What you will do:
Quote the records that follow in full and exactly; leave out the pictures.

Stored items
==========
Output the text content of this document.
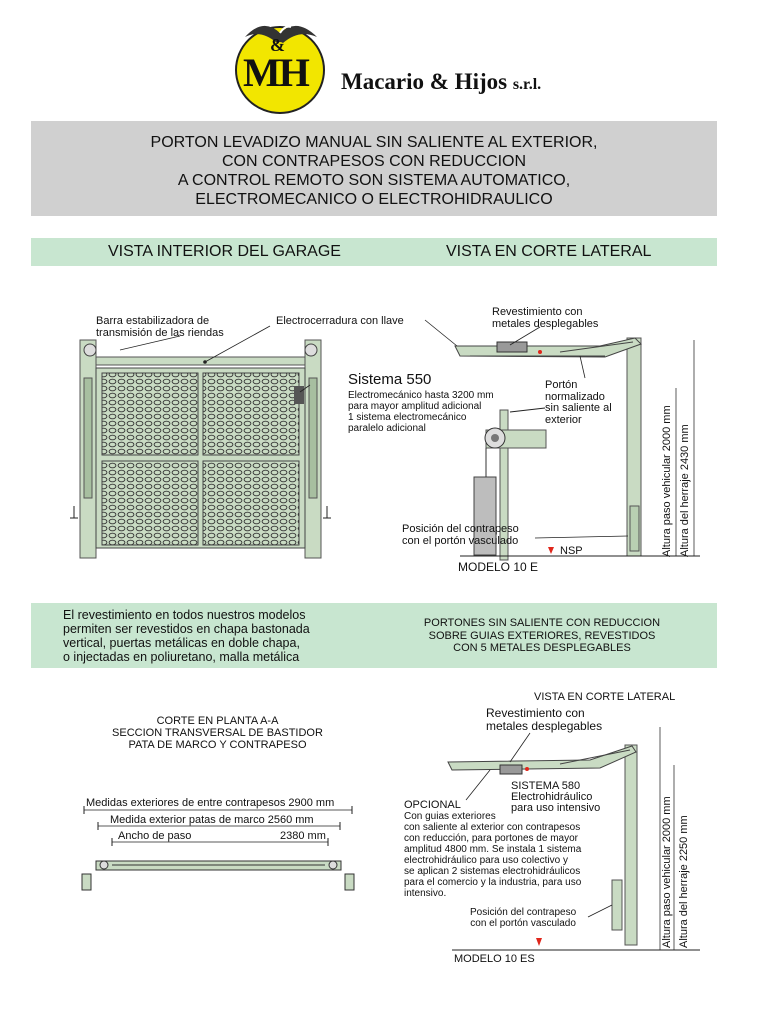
&
MH Macario & Hijos s.r.l.
PORTON LEVADIZO MANUAL SIN SALIENTE AL EXTERIOR,
CON CONTRAPESOS CON REDUCCION
A CONTROL REMOTO SON SISTEMA AUTOMATICO,
ELECTROMECANICO O ELECTROHIDRAULICO
VISTA INTERIOR DEL GARAGE	VISTA EN CORTE LATERAL
Barra estabilizadora de
transmisión de las riendas
Electrocerradura con llave
Revestimiento con
metales desplegables
Sistema 550
Electromecánico hasta 3200 mm
para mayor amplitud adicional
1 sistema electromecánico
paralelo adicional
Portón
normalizado
sin saliente al
exterior	Altura paso vehicular 2000 mm Altura del herraje 2430 mm
Posición del contrapeso
con el portón vasculado
NSP
MODELO 10 E
El revestimiento en todos nuestros modelos
permiten ser revestidos en chapa bastonada
vertical, puertas metálicas en doble chapa,
o injectadas en poliuretano, malla metálica
PORTONES SIN SALIENTE CON REDUCCION
SOBRE GUIAS EXTERIORES, REVESTIDOS
CON 5 METALES DESPLEGABLES
CORTE EN PLANTA A-A
SECCION TRANSVERSAL DE BASTIDOR
PATA DE MARCO Y CONTRAPESO
Medidas exteriores de entre contrapesos 2900 mm
Medida exterior patas de marco 2560 mm
Ancho de paso	2380 mm
VISTA EN CORTE LATERAL
Revestimiento con
metales desplegables
SISTEMA 580
Electrohidráulico
para uso intensivo
OPCIONAL
Con guias exteriores
con saliente al exterior con contrapesos
con reducción, para portones de mayor
amplitud 4800 mm. Se instala 1 sistema
electrohidráulico para uso colectivo y
se aplican 2 sistemas electrohidráulicos
para el comercio y la industria, para uso
intensivo.	Altura paso vehicular 2000 mm Altura del herraje 2250 mm
Posición del contrapeso
con el portón vasculado
MODELO 10 ES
==========
Result of this task:
Output the text content of this document.
&
MH Macario & Hijos s.r.l.
PORTON LEVADIZO MANUAL SIN SALIENTE AL EXTERIOR,
CON CONTRAPESOS CON REDUCCION
A CONTROL REMOTO SON SISTEMA AUTOMATICO,
ELECTROMECANICO O ELECTROHIDRAULICO
VISTA INTERIOR DEL GARAGE	VISTA EN CORTE LATERAL
Barra estabilizadora de
transmisión de las riendas
Electrocerradura con llave
Revestimiento con
metales desplegables
Sistema 550
Electromecánico hasta 3200 mm
para mayor amplitud adicional
1 sistema electromecánico
paralelo adicional
Portón
normalizado
sin saliente al
exterior	Altura paso vehicular 2000 mm Altura del herraje 2430 mm
Posición del contrapeso
con el portón vasculado
NSP
MODELO 10 E
El revestimiento en todos nuestros modelos
permiten ser revestidos en chapa bastonada
vertical, puertas metálicas en doble chapa,
o injectadas en poliuretano, malla metálica
PORTONES SIN SALIENTE CON REDUCCION
SOBRE GUIAS EXTERIORES, REVESTIDOS
CON 5 METALES DESPLEGABLES
CORTE EN PLANTA A-A
SECCION TRANSVERSAL DE BASTIDOR
PATA DE MARCO Y CONTRAPESO
Medidas exteriores de entre contrapesos 2900 mm
Medida exterior patas de marco 2560 mm
Ancho de paso	2380 mm
VISTA EN CORTE LATERAL
Revestimiento con
metales desplegables
SISTEMA 580
Electrohidráulico
para uso intensivo
OPCIONAL
Con guias exteriores
con saliente al exterior con contrapesos
con reducción, para portones de mayor
amplitud 4800 mm. Se instala 1 sistema
electrohidráulico para uso colectivo y
se aplican 2 sistemas electrohidráulicos
para el comercio y la industria, para uso
intensivo.	Altura paso vehicular 2000 mm Altura del herraje 2250 mm
Posición del contrapeso
con el portón vasculado
MODELO 10 ES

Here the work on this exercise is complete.